* **Work to be completed**:
Transcribe each line of the records below exactly, excluding any embedded images.

*** Exercise materials ***

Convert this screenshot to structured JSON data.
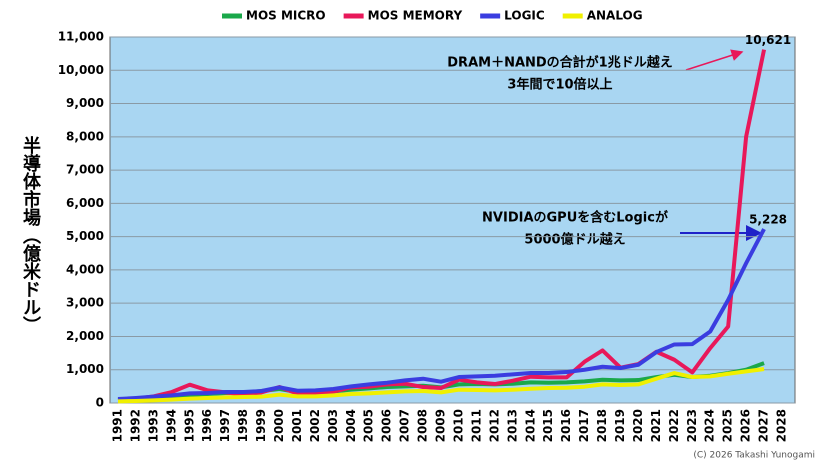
{
  "chart_data": {
    "type": "line",
    "y_label": "半導体市場（億米ドル）",
    "categories": [
      "1991",
      "1992",
      "1993",
      "1994",
      "1995",
      "1996",
      "1997",
      "1998",
      "1999",
      "2000",
      "2001",
      "2002",
      "2003",
      "2004",
      "2005",
      "2006",
      "2007",
      "2008",
      "2009",
      "2010",
      "2011",
      "2012",
      "2013",
      "2014",
      "2015",
      "2016",
      "2017",
      "2018",
      "2019",
      "2020",
      "2021",
      "2022",
      "2023",
      "2024",
      "2025",
      "2026",
      "2027",
      "2028"
    ],
    "series": [
      {
        "name": "MOS MICRO",
        "color": "#1aa84a",
        "values": [
          80,
          110,
          150,
          190,
          240,
          270,
          300,
          310,
          360,
          420,
          330,
          330,
          350,
          400,
          440,
          480,
          500,
          520,
          470,
          560,
          570,
          560,
          580,
          620,
          610,
          620,
          650,
          700,
          680,
          690,
          780,
          850,
          780,
          820,
          900,
          1000,
          1200,
          null
        ]
      },
      {
        "name": "MOS MEMORY",
        "color": "#e8185a",
        "values": [
          100,
          130,
          200,
          330,
          550,
          380,
          320,
          250,
          320,
          480,
          280,
          300,
          340,
          470,
          490,
          560,
          580,
          480,
          450,
          700,
          620,
          570,
          670,
          790,
          770,
          770,
          1240,
          1580,
          1060,
          1170,
          1540,
          1300,
          920,
          1650,
          2300,
          8000,
          10621,
          null
        ],
        "value_labels": [
          null,
          null,
          null,
          null,
          null,
          null,
          null,
          null,
          null,
          null,
          null,
          null,
          null,
          null,
          null,
          null,
          null,
          null,
          null,
          null,
          null,
          null,
          null,
          null,
          null,
          null,
          null,
          null,
          null,
          null,
          null,
          null,
          null,
          null,
          null,
          null,
          "10,621",
          null
        ]
      },
      {
        "name": "LOGIC",
        "color": "#3a3de0",
        "values": [
          120,
          150,
          190,
          230,
          290,
          300,
          330,
          330,
          360,
          470,
          370,
          380,
          420,
          500,
          560,
          610,
          680,
          730,
          640,
          780,
          800,
          820,
          860,
          900,
          900,
          930,
          1000,
          1090,
          1050,
          1150,
          1530,
          1760,
          1770,
          2150,
          3100,
          4200,
          5228,
          null
        ],
        "value_labels": [
          null,
          null,
          null,
          null,
          null,
          null,
          null,
          null,
          null,
          null,
          null,
          null,
          null,
          null,
          null,
          null,
          null,
          null,
          null,
          null,
          null,
          null,
          null,
          null,
          null,
          null,
          null,
          null,
          null,
          null,
          null,
          null,
          null,
          null,
          null,
          null,
          "5,228",
          null
        ]
      },
      {
        "name": "ANALOG",
        "color": "#f0f000",
        "values": [
          50,
          60,
          80,
          100,
          130,
          150,
          170,
          180,
          190,
          250,
          200,
          200,
          230,
          270,
          290,
          320,
          350,
          360,
          320,
          400,
          390,
          380,
          400,
          430,
          450,
          460,
          490,
          560,
          540,
          560,
          730,
          900,
          780,
          800,
          880,
          950,
          1020,
          null
        ]
      }
    ],
    "ylim": [
      0,
      11000
    ],
    "yticks": [
      0,
      {
        "value": 1000,
        "label": "1,000"
      },
      {
        "value": 2000,
        "label": "2,000"
      },
      {
        "value": 3000,
        "label": "3,000"
      },
      {
        "value": 4000,
        "label": "4,000"
      },
      {
        "value": 5000,
        "label": "5,000"
      },
      {
        "value": 6000,
        "label": "6,000"
      },
      {
        "value": 7000,
        "label": "7,000"
      },
      {
        "value": 8000,
        "label": "8,000"
      },
      {
        "value": 9000,
        "label": "9,000"
      },
      {
        "value": 10000,
        "label": "10,000"
      },
      {
        "value": 11000,
        "label": "11,000"
      }
    ],
    "grid": true,
    "legend": "top",
    "annotations": [
      "DRAM＋NANDの合計が1兆ドル越え",
      "3年間で10倍以上",
      "NVIDIAのGPUを含むLogicが",
      "5000億ドル越え"
    ],
    "copyright": "(C) 2026 Takashi Yunogami"
  }
}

***

* **Answer to this task**:
Convert this screenshot to structured JSON data.
{
  "chart_data": {
    "type": "line",
    "y_label": "半導体市場（億米ドル）",
    "categories": [
      "1991",
      "1992",
      "1993",
      "1994",
      "1995",
      "1996",
      "1997",
      "1998",
      "1999",
      "2000",
      "2001",
      "2002",
      "2003",
      "2004",
      "2005",
      "2006",
      "2007",
      "2008",
      "2009",
      "2010",
      "2011",
      "2012",
      "2013",
      "2014",
      "2015",
      "2016",
      "2017",
      "2018",
      "2019",
      "2020",
      "2021",
      "2022",
      "2023",
      "2024",
      "2025",
      "2026",
      "2027",
      "2028"
    ],
    "series": [
      {
        "name": "MOS MICRO",
        "color": "#1aa84a",
        "values": [
          80,
          110,
          150,
          190,
          240,
          270,
          300,
          310,
          360,
          420,
          330,
          330,
          350,
          400,
          440,
          480,
          500,
          520,
          470,
          560,
          570,
          560,
          580,
          620,
          610,
          620,
          650,
          700,
          680,
          690,
          780,
          850,
          780,
          820,
          900,
          1000,
          1200,
          null
        ]
      },
      {
        "name": "MOS MEMORY",
        "color": "#e8185a",
        "values": [
          100,
          130,
          200,
          330,
          550,
          380,
          320,
          250,
          320,
          480,
          280,
          300,
          340,
          470,
          490,
          560,
          580,
          480,
          450,
          700,
          620,
          570,
          670,
          790,
          770,
          770,
          1240,
          1580,
          1060,
          1170,
          1540,
          1300,
          920,
          1650,
          2300,
          8000,
          10621,
          null
        ],
        "value_labels": [
          null,
          null,
          null,
          null,
          null,
          null,
          null,
          null,
          null,
          null,
          null,
          null,
          null,
          null,
          null,
          null,
          null,
          null,
          null,
          null,
          null,
          null,
          null,
          null,
          null,
          null,
          null,
          null,
          null,
          null,
          null,
          null,
          null,
          null,
          null,
          null,
          "10,621",
          null
        ]
      },
      {
        "name": "LOGIC",
        "color": "#3a3de0",
        "values": [
          120,
          150,
          190,
          230,
          290,
          300,
          330,
          330,
          360,
          470,
          370,
          380,
          420,
          500,
          560,
          610,
          680,
          730,
          640,
          780,
          800,
          820,
          860,
          900,
          900,
          930,
          1000,
          1090,
          1050,
          1150,
          1530,
          1760,
          1770,
          2150,
          3100,
          4200,
          5228,
          null
        ],
        "value_labels": [
          null,
          null,
          null,
          null,
          null,
          null,
          null,
          null,
          null,
          null,
          null,
          null,
          null,
          null,
          null,
          null,
          null,
          null,
          null,
          null,
          null,
          null,
          null,
          null,
          null,
          null,
          null,
          null,
          null,
          null,
          null,
          null,
          null,
          null,
          null,
          null,
          "5,228",
          null
        ]
      },
      {
        "name": "ANALOG",
        "color": "#f0f000",
        "values": [
          50,
          60,
          80,
          100,
          130,
          150,
          170,
          180,
          190,
          250,
          200,
          200,
          230,
          270,
          290,
          320,
          350,
          360,
          320,
          400,
          390,
          380,
          400,
          430,
          450,
          460,
          490,
          560,
          540,
          560,
          730,
          900,
          780,
          800,
          880,
          950,
          1020,
          null
        ]
      }
    ],
    "ylim": [
      0,
      11000
    ],
    "yticks": [
      0,
      {
        "value": 1000,
        "label": "1,000"
      },
      {
        "value": 2000,
        "label": "2,000"
      },
      {
        "value": 3000,
        "label": "3,000"
      },
      {
        "value": 4000,
        "label": "4,000"
      },
      {
        "value": 5000,
        "label": "5,000"
      },
      {
        "value": 6000,
        "label": "6,000"
      },
      {
        "value": 7000,
        "label": "7,000"
      },
      {
        "value": 8000,
        "label": "8,000"
      },
      {
        "value": 9000,
        "label": "9,000"
      },
      {
        "value": 10000,
        "label": "10,000"
      },
      {
        "value": 11000,
        "label": "11,000"
      }
    ],
    "grid": true,
    "legend": "top",
    "annotations": [
      "DRAM＋NANDの合計が1兆ドル越え",
      "3年間で10倍以上",
      "NVIDIAのGPUを含むLogicが",
      "5000億ドル越え"
    ],
    "copyright": "(C) 2026 Takashi Yunogami"
  }
}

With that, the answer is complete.